Reproduce the listing exactly, with no pictures in your copy.
start INFORMATION PROVIDED
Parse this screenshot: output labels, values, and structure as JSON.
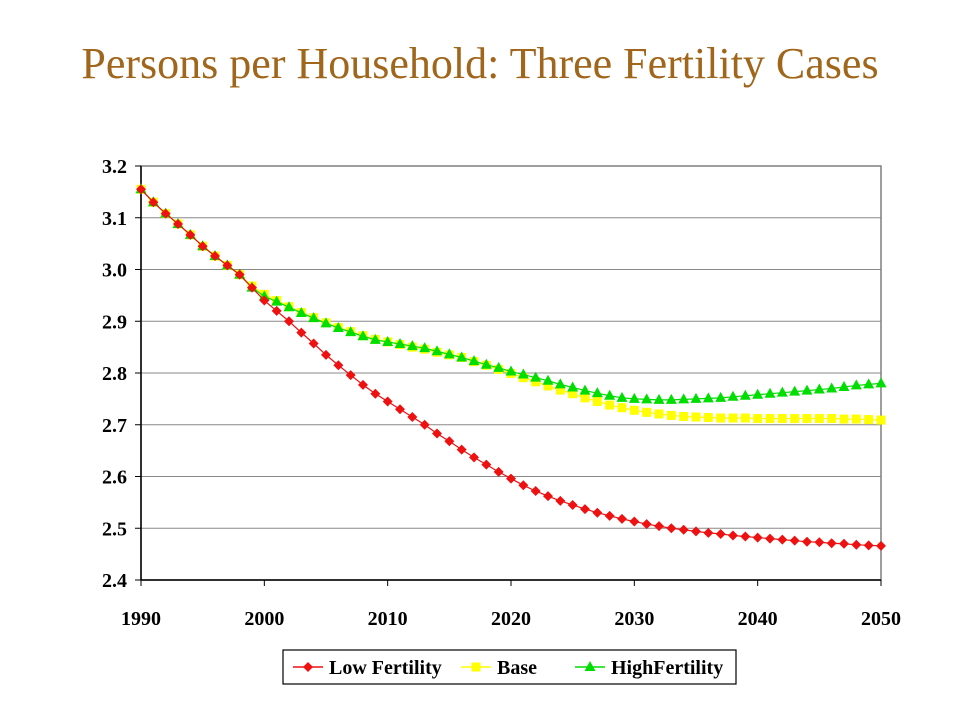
{
  "slide": {
    "title": "Persons per Household: Three Fertility Cases"
  },
  "chart_data": {
    "type": "line",
    "title": "",
    "xlabel": "",
    "ylabel": "",
    "xlim": [
      1990,
      2050
    ],
    "ylim": [
      2.4,
      3.2
    ],
    "x_ticks": [
      "1990",
      "2000",
      "2010",
      "2020",
      "2030",
      "2040",
      "2050"
    ],
    "y_ticks": [
      "2.4",
      "2.5",
      "2.6",
      "2.7",
      "2.8",
      "2.9",
      "3.0",
      "3.1",
      "3.2"
    ],
    "grid": "horizontal",
    "legend_position": "bottom",
    "x": [
      1990,
      1991,
      1992,
      1993,
      1994,
      1995,
      1996,
      1997,
      1998,
      1999,
      2000,
      2001,
      2002,
      2003,
      2004,
      2005,
      2006,
      2007,
      2008,
      2009,
      2010,
      2011,
      2012,
      2013,
      2014,
      2015,
      2016,
      2017,
      2018,
      2019,
      2020,
      2021,
      2022,
      2023,
      2024,
      2025,
      2026,
      2027,
      2028,
      2029,
      2030,
      2031,
      2032,
      2033,
      2034,
      2035,
      2036,
      2037,
      2038,
      2039,
      2040,
      2041,
      2042,
      2043,
      2044,
      2045,
      2046,
      2047,
      2048,
      2049,
      2050
    ],
    "series": [
      {
        "name": "Low Fertility",
        "color": "#ee1111",
        "marker": "diamond",
        "values": [
          3.155,
          3.13,
          3.108,
          3.088,
          3.067,
          3.045,
          3.026,
          3.008,
          2.99,
          2.965,
          2.94,
          2.92,
          2.9,
          2.878,
          2.857,
          2.835,
          2.815,
          2.796,
          2.777,
          2.76,
          2.745,
          2.73,
          2.715,
          2.7,
          2.683,
          2.668,
          2.652,
          2.637,
          2.623,
          2.609,
          2.596,
          2.583,
          2.572,
          2.562,
          2.553,
          2.545,
          2.537,
          2.53,
          2.524,
          2.518,
          2.513,
          2.508,
          2.504,
          2.5,
          2.497,
          2.494,
          2.491,
          2.489,
          2.486,
          2.484,
          2.482,
          2.48,
          2.478,
          2.476,
          2.474,
          2.473,
          2.471,
          2.47,
          2.468,
          2.467,
          2.466
        ]
      },
      {
        "name": "Base",
        "color": "#ffff00",
        "marker": "square",
        "values": [
          3.155,
          3.13,
          3.108,
          3.088,
          3.067,
          3.045,
          3.026,
          3.008,
          2.99,
          2.968,
          2.952,
          2.94,
          2.928,
          2.917,
          2.907,
          2.897,
          2.888,
          2.88,
          2.872,
          2.865,
          2.86,
          2.855,
          2.85,
          2.846,
          2.84,
          2.835,
          2.83,
          2.822,
          2.815,
          2.807,
          2.799,
          2.791,
          2.783,
          2.775,
          2.767,
          2.76,
          2.752,
          2.745,
          2.738,
          2.733,
          2.728,
          2.724,
          2.721,
          2.718,
          2.716,
          2.715,
          2.714,
          2.713,
          2.713,
          2.713,
          2.712,
          2.712,
          2.712,
          2.712,
          2.712,
          2.712,
          2.712,
          2.711,
          2.711,
          2.71,
          2.709
        ]
      },
      {
        "name": "HighFertility",
        "color": "#00dd00",
        "marker": "triangle",
        "values": [
          3.155,
          3.13,
          3.108,
          3.088,
          3.067,
          3.045,
          3.026,
          3.008,
          2.99,
          2.965,
          2.948,
          2.938,
          2.927,
          2.916,
          2.906,
          2.896,
          2.887,
          2.879,
          2.871,
          2.864,
          2.86,
          2.856,
          2.852,
          2.848,
          2.842,
          2.836,
          2.83,
          2.823,
          2.816,
          2.81,
          2.803,
          2.797,
          2.791,
          2.785,
          2.778,
          2.772,
          2.766,
          2.761,
          2.756,
          2.752,
          2.75,
          2.749,
          2.748,
          2.748,
          2.749,
          2.75,
          2.751,
          2.752,
          2.754,
          2.756,
          2.758,
          2.76,
          2.762,
          2.764,
          2.766,
          2.768,
          2.77,
          2.773,
          2.776,
          2.778,
          2.78
        ]
      }
    ]
  }
}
end INFORMATION PROVIDED
### ANSWER BELOW
Parse this screenshot: output labels, values, and structure as JSON.
{
  "slide": {
    "title": "Persons per Household: Three Fertility Cases"
  },
  "chart_data": {
    "type": "line",
    "title": "",
    "xlabel": "",
    "ylabel": "",
    "xlim": [
      1990,
      2050
    ],
    "ylim": [
      2.4,
      3.2
    ],
    "x_ticks": [
      "1990",
      "2000",
      "2010",
      "2020",
      "2030",
      "2040",
      "2050"
    ],
    "y_ticks": [
      "2.4",
      "2.5",
      "2.6",
      "2.7",
      "2.8",
      "2.9",
      "3.0",
      "3.1",
      "3.2"
    ],
    "grid": "horizontal",
    "legend_position": "bottom",
    "x": [
      1990,
      1991,
      1992,
      1993,
      1994,
      1995,
      1996,
      1997,
      1998,
      1999,
      2000,
      2001,
      2002,
      2003,
      2004,
      2005,
      2006,
      2007,
      2008,
      2009,
      2010,
      2011,
      2012,
      2013,
      2014,
      2015,
      2016,
      2017,
      2018,
      2019,
      2020,
      2021,
      2022,
      2023,
      2024,
      2025,
      2026,
      2027,
      2028,
      2029,
      2030,
      2031,
      2032,
      2033,
      2034,
      2035,
      2036,
      2037,
      2038,
      2039,
      2040,
      2041,
      2042,
      2043,
      2044,
      2045,
      2046,
      2047,
      2048,
      2049,
      2050
    ],
    "series": [
      {
        "name": "Low Fertility",
        "color": "#ee1111",
        "marker": "diamond",
        "values": [
          3.155,
          3.13,
          3.108,
          3.088,
          3.067,
          3.045,
          3.026,
          3.008,
          2.99,
          2.965,
          2.94,
          2.92,
          2.9,
          2.878,
          2.857,
          2.835,
          2.815,
          2.796,
          2.777,
          2.76,
          2.745,
          2.73,
          2.715,
          2.7,
          2.683,
          2.668,
          2.652,
          2.637,
          2.623,
          2.609,
          2.596,
          2.583,
          2.572,
          2.562,
          2.553,
          2.545,
          2.537,
          2.53,
          2.524,
          2.518,
          2.513,
          2.508,
          2.504,
          2.5,
          2.497,
          2.494,
          2.491,
          2.489,
          2.486,
          2.484,
          2.482,
          2.48,
          2.478,
          2.476,
          2.474,
          2.473,
          2.471,
          2.47,
          2.468,
          2.467,
          2.466
        ]
      },
      {
        "name": "Base",
        "color": "#ffff00",
        "marker": "square",
        "values": [
          3.155,
          3.13,
          3.108,
          3.088,
          3.067,
          3.045,
          3.026,
          3.008,
          2.99,
          2.968,
          2.952,
          2.94,
          2.928,
          2.917,
          2.907,
          2.897,
          2.888,
          2.88,
          2.872,
          2.865,
          2.86,
          2.855,
          2.85,
          2.846,
          2.84,
          2.835,
          2.83,
          2.822,
          2.815,
          2.807,
          2.799,
          2.791,
          2.783,
          2.775,
          2.767,
          2.76,
          2.752,
          2.745,
          2.738,
          2.733,
          2.728,
          2.724,
          2.721,
          2.718,
          2.716,
          2.715,
          2.714,
          2.713,
          2.713,
          2.713,
          2.712,
          2.712,
          2.712,
          2.712,
          2.712,
          2.712,
          2.712,
          2.711,
          2.711,
          2.71,
          2.709
        ]
      },
      {
        "name": "HighFertility",
        "color": "#00dd00",
        "marker": "triangle",
        "values": [
          3.155,
          3.13,
          3.108,
          3.088,
          3.067,
          3.045,
          3.026,
          3.008,
          2.99,
          2.965,
          2.948,
          2.938,
          2.927,
          2.916,
          2.906,
          2.896,
          2.887,
          2.879,
          2.871,
          2.864,
          2.86,
          2.856,
          2.852,
          2.848,
          2.842,
          2.836,
          2.83,
          2.823,
          2.816,
          2.81,
          2.803,
          2.797,
          2.791,
          2.785,
          2.778,
          2.772,
          2.766,
          2.761,
          2.756,
          2.752,
          2.75,
          2.749,
          2.748,
          2.748,
          2.749,
          2.75,
          2.751,
          2.752,
          2.754,
          2.756,
          2.758,
          2.76,
          2.762,
          2.764,
          2.766,
          2.768,
          2.77,
          2.773,
          2.776,
          2.778,
          2.78
        ]
      }
    ]
  }
}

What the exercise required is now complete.